**Description of the task**
If a line in the data holds the string "hafvet", list it.

Source data
+---+

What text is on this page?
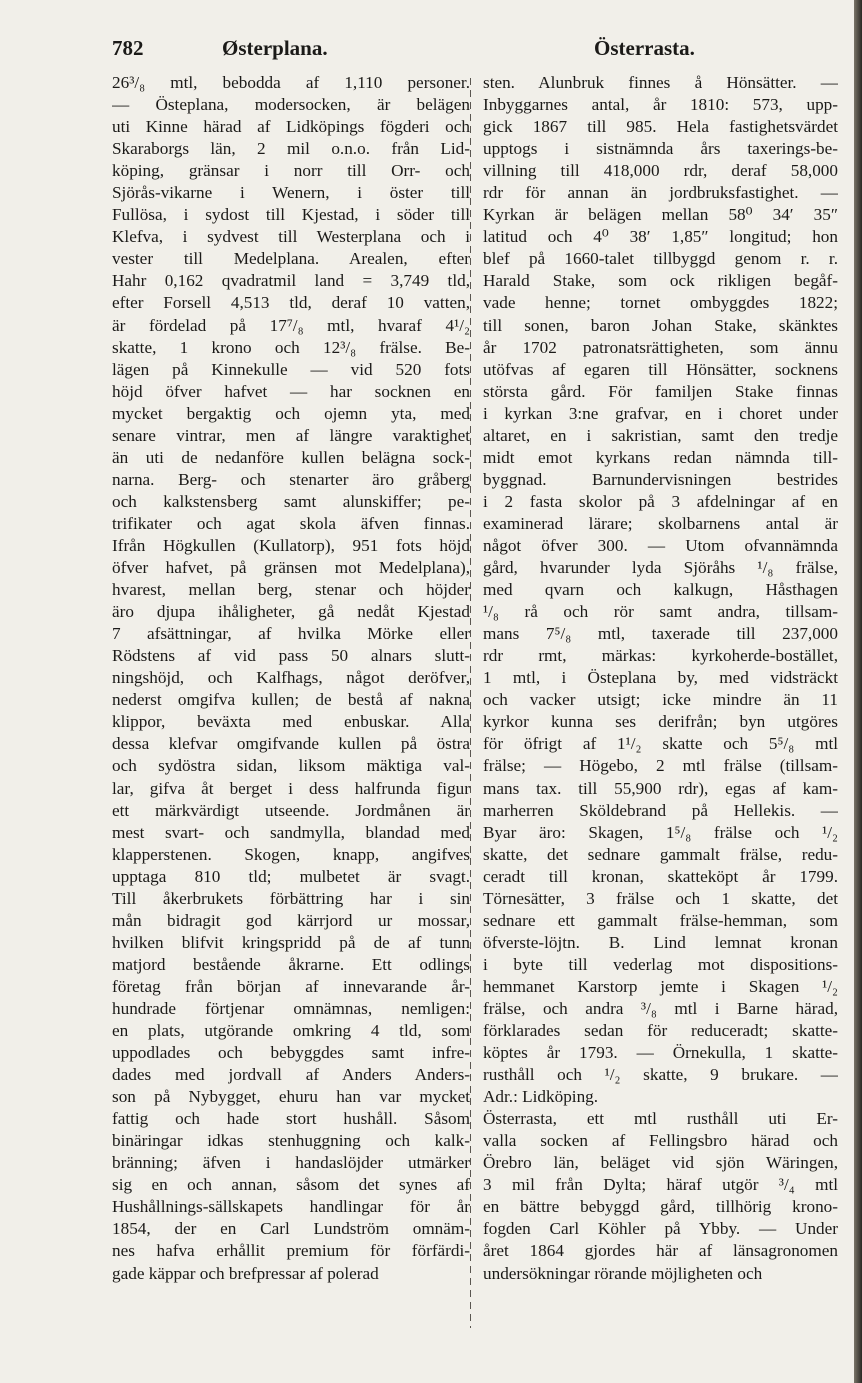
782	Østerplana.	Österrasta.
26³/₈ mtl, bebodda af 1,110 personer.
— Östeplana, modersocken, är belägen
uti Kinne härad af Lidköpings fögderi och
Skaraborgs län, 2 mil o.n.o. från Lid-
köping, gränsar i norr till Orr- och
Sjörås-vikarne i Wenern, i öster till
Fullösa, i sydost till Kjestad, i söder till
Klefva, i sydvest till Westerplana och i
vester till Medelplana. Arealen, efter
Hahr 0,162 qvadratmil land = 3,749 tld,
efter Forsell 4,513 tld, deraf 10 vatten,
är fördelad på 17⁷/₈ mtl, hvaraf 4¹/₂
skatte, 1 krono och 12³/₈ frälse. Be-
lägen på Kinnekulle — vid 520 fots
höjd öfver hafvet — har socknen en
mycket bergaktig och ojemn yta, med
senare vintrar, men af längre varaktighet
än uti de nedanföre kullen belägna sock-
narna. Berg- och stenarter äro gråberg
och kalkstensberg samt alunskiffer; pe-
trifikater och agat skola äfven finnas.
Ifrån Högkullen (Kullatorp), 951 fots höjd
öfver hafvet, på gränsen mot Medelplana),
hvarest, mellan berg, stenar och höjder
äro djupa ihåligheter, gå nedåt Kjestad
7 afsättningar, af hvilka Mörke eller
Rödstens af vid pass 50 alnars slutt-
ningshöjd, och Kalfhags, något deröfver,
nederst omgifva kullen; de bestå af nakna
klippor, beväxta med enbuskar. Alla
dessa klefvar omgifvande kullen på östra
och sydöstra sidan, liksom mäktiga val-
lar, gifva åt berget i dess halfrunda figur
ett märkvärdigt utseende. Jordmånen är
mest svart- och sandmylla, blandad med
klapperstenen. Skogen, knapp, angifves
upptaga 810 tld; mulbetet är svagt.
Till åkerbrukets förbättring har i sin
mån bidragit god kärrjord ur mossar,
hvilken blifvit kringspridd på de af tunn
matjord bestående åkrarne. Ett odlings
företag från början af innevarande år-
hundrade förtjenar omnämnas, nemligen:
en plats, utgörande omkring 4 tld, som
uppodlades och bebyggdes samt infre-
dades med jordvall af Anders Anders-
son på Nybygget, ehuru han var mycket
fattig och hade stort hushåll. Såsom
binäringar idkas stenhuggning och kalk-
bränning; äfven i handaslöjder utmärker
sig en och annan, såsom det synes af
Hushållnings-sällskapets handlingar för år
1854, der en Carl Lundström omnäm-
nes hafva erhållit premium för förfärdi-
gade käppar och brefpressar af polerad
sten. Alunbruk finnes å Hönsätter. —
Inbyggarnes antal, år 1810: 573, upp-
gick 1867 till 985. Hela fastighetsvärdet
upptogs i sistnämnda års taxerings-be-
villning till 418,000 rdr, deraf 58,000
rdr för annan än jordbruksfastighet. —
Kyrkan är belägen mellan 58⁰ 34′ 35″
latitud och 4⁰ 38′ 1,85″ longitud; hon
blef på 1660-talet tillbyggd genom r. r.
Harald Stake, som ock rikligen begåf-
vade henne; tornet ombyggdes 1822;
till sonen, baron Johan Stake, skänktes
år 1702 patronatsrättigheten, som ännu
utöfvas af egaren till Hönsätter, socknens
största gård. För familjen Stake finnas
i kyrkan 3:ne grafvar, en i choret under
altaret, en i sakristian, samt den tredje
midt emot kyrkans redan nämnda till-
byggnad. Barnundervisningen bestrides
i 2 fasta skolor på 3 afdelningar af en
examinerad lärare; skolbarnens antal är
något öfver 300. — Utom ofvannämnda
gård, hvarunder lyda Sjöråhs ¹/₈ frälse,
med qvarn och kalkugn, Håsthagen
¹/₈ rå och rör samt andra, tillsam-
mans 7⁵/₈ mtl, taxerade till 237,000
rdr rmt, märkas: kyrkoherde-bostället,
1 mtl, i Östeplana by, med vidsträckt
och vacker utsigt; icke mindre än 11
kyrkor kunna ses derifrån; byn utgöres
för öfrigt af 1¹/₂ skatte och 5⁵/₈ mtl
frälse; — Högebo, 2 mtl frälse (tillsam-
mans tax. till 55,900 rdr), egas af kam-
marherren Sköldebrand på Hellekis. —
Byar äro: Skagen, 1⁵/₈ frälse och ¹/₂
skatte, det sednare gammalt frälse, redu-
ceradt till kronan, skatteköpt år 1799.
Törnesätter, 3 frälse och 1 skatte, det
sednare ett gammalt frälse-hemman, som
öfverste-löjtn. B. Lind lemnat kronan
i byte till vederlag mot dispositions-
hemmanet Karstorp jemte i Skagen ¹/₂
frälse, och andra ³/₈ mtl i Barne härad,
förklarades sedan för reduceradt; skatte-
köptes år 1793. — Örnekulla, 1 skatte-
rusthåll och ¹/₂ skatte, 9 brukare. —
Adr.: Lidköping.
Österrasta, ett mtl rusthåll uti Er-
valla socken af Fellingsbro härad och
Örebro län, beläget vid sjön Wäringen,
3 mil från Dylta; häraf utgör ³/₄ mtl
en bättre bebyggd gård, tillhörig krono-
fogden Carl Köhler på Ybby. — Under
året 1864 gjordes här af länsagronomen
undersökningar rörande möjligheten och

+---+

**Your solution**
höjd öfver hafvet — har socknen en
öfver hafvet, på gränsen mot Medelplana),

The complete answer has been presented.